Short exercise A - In the message on Emacs and XEmacs charsets, what name is the writer willing to give XEmacs' (charset-columns) function?
Short exercise B - Reproduce a passage of the message on Emacs and XEmacs charsets, starting at the words "Mule 19.33-delta returns" and ending after the words "#<buffer *Help*> #<buffer *Apropos*>)".

Document section -
## START

On an X display, (charset-columns) gives a better approximation to the
actual displayed width of the character (especially if fonts are
chosen with this assumption in mind) than to assume all characters are
the same size, so (charset-columns) is used by the column-manipulating
functions like (current-column).  I think (charset-width) should refer
to the actual displayed width of a character, but that would be
undefined since this is font-dependent.  So we are better off not
having a (char-width) or (charset-width) function at all.  So I like
XEmacs' decision to have (charset-dimension) and (charset-columns),
but not (charset-width).  

But I am willing to change XEmacs' (charset-columns) function name to
(charset-width), for compatibility reasons.

KH>    Registered name of charsets are not systematic.  So systematic named
KH>    alias may be comfortable for users.  Charset defined in RFC 1922 is
KH>    systematic.  One way is to use this naming rule, like:
KH> 	   coding-system-<script>-<charset>-<edition>
KH>    For example:
KH> 	   coding-system-ja-jis-1978
KH> 	   coding-system-ja-jis-1990
KH> 	   coding-system-ja-sjis-1978
KH> 	   coding-system-ja-sjis-1990
KH> 	   coding-system-kr

I agree that we should use international standards to name charsets
and coding-systems.  Can't we just copy the names from the relevant
RFC's?  But I object to the prefixes `coding-system' and `charset-',
although I can be swayed on this point.  An interface that may be
common to both emacsen might be (get-charset):

get-charset: (NAME)
  -- a built-in function.
Retrieve the charset of the given name.
Same as `find-charset' except an error is signalled if there is no such
charset instead of returning nil.

So (get-charset 'japanese-jisx0208) would be an API that could work
with both emacsen.  With GNU Emacs the implementation could be:
(defun get-charset (symbol) 
  (symbol-value (intern (concat "charset-" (symbol-name symbol)))))

But I can see why you would not like this (for aesthetic reasons).

BTW, I have been making some changes for compatibility (!).
My latest XEmacs returns this for (charset-list):

(chinese-cns11643-7 ethiopic korean-ksc5601 chinese-big5-2
japanese-jisx0212 japanese-jisx0201-roman latin-5 arabic latin-3
control-1 chinese-cns11643-3 arabic-0 sisheng chinese-cns11643-5
chinese-cns11643-2 chinese-big5-1 japanese-jisx0208
japanese-jisx0201-kana hebrew cyrillic latin-2 ascii arabic-2
vietnamese-upper ipa chinese-cns11643-6 composite chinese-cns11643-1
chinese-gb japanese-jisx0208-1978 thai greek latin-4 latin-1
chinese-cns11643-4 arabic-1 vietnamese-lower)

There are several fundamental design differences between Emacs/Mule
and XEmacs/Mule.  I really don't like having a charset be simply an
integer.  One cannot write a robust (charsetp) function, for example.

Mule 19.33-delta returns this for (charset-list):

(0 129 130 131 132 133 134 135 136 137 138 140 141 144 145 146 147 148
149 150 151 152 153 160 161 162 163 164 165 166 224 245 246 247 248
249 250)

Perhaps even XEmacs' (charset-list) function is broken.  It returns a
list of symbols (that can be used to look up charsets), but not charset
objects themselves.  Contrast to what (buffer-list) returns (in both
emacsen!):

(#<buffer *scratch*> #<buffer *Minibuf-1*> #<buffer *Messages*>
#<buffer *Help*> #<buffer *Apropos*>)

Perhaps what XEmacs' (charset-list) function should return is what is
now returned by (mapcar #'get-charset (charset-list)):

(#<charset chinese-cns11643-7 "Chinese CNS Plane 7" 94x94 l2r cols=2
g0 final='M' reg=CNS11643[.-]\(.*[.-]\)?7$ 0x760> #<charset ethiopic
"Ethiopic" 94x94 l2r cols=2 g0 final='2' reg=Ethio 0x782> #<charset
korean-ksc5601 "Korean" 94x94 l2r cols=2 g0 final='C' reg=KSC5601
0x217> ....)

Martin

## END

Extracted entries -
## START

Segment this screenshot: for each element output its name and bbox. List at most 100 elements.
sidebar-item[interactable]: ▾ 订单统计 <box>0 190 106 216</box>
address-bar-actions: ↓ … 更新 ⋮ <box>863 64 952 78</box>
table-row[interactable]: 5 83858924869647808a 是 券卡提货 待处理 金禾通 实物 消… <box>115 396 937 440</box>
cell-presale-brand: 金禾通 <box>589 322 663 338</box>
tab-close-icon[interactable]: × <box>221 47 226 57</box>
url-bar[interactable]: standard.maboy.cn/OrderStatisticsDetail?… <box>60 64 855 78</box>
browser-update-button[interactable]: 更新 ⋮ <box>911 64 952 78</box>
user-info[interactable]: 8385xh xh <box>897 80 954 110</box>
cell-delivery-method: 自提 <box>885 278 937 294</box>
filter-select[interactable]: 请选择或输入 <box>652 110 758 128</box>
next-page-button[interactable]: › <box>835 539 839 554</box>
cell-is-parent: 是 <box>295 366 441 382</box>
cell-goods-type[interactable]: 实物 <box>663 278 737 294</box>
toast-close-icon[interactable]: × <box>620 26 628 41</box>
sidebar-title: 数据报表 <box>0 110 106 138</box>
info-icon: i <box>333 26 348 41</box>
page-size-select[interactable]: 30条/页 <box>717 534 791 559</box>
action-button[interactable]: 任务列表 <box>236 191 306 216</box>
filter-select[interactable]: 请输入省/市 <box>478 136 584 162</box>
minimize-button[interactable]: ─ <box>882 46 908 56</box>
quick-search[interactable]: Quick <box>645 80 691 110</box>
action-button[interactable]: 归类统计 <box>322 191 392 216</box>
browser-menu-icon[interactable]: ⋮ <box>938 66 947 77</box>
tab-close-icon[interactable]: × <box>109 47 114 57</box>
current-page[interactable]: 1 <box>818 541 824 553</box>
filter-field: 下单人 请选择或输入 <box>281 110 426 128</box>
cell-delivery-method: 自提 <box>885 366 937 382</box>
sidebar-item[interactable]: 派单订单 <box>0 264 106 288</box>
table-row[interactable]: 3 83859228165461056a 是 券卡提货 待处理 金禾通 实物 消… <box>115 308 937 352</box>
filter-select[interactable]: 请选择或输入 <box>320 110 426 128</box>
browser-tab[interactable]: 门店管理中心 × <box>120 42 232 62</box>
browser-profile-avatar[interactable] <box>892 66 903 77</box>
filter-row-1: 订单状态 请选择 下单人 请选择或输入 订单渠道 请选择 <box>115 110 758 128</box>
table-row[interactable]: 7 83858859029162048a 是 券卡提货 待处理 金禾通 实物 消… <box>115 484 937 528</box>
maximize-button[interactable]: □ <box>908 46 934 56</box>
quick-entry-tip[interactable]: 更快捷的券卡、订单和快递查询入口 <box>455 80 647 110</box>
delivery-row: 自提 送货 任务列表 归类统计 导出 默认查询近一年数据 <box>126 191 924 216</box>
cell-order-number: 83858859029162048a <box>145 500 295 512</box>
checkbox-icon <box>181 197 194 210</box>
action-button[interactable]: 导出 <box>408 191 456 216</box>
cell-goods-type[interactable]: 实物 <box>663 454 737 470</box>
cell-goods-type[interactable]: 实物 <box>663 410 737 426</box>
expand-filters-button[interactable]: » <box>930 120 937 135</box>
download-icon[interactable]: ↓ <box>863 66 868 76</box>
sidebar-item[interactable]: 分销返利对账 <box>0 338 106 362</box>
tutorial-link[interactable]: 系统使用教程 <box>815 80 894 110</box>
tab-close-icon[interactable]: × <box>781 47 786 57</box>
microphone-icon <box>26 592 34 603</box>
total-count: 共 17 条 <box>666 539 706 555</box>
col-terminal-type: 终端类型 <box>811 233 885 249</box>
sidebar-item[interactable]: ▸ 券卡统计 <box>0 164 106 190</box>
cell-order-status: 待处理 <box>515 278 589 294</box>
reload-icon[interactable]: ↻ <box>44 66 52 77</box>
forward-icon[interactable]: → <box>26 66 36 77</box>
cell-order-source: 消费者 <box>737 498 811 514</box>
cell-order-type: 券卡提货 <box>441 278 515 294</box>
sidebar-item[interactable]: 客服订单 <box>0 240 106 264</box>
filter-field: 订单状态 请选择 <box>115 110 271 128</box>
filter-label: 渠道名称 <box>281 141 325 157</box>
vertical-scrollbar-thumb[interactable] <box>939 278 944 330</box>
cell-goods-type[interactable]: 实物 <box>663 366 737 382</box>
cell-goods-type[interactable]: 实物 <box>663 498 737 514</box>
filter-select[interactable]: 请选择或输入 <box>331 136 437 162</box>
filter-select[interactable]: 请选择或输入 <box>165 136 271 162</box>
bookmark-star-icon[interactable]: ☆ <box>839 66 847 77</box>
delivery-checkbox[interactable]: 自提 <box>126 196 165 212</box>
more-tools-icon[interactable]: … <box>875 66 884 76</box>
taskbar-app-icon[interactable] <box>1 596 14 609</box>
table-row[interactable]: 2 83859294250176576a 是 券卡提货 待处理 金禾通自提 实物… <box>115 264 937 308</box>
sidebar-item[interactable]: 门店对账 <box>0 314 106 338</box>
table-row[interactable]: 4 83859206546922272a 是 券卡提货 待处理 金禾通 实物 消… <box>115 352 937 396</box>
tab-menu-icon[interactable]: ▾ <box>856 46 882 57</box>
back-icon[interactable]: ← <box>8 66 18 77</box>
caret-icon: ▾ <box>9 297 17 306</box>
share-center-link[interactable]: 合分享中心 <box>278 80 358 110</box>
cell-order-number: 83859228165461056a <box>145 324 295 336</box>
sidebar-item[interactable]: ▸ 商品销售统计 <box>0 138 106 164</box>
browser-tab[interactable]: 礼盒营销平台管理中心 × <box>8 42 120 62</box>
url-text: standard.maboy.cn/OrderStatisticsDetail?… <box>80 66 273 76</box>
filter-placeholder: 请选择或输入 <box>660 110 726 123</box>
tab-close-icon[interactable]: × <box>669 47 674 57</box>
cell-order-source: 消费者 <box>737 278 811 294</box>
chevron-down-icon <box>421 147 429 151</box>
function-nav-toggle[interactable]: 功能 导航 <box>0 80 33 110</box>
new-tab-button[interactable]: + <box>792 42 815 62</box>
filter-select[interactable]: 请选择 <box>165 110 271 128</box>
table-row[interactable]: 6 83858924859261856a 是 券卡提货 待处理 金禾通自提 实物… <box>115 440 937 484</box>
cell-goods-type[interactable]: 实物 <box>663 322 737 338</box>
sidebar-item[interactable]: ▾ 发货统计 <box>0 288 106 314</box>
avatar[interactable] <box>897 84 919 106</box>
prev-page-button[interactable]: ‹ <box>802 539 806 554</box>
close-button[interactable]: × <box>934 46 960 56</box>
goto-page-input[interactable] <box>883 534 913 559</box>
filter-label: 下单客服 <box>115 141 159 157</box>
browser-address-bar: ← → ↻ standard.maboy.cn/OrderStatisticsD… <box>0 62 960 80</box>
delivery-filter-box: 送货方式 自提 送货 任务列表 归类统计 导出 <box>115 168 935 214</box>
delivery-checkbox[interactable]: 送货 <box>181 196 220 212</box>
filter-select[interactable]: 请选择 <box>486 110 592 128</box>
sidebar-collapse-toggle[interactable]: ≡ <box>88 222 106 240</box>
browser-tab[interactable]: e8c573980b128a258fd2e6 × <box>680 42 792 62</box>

## END

Task answer A - (charset-width)

Task answer B -
Mule 19.33-delta returns this for (charset-list):

(0 129 130 131 132 133 134 135 136 137 138 140 141 144 145 146 147 148
149 150 151 152 153 160 161 162 163 164 165 166 224 245 246 247 248
249 250)

Perhaps even XEmacs' (charset-list) function is broken.  It returns a
list of symbols (that can be used to look up charsets), but not charset
objects themselves.  Contrast to what (buffer-list) returns (in both
emacsen!):

(#<buffer *scratch*> #<buffer *Minibuf-1*> #<buffer *Messages*>
#<buffer *Help*> #<buffer *Apropos*>)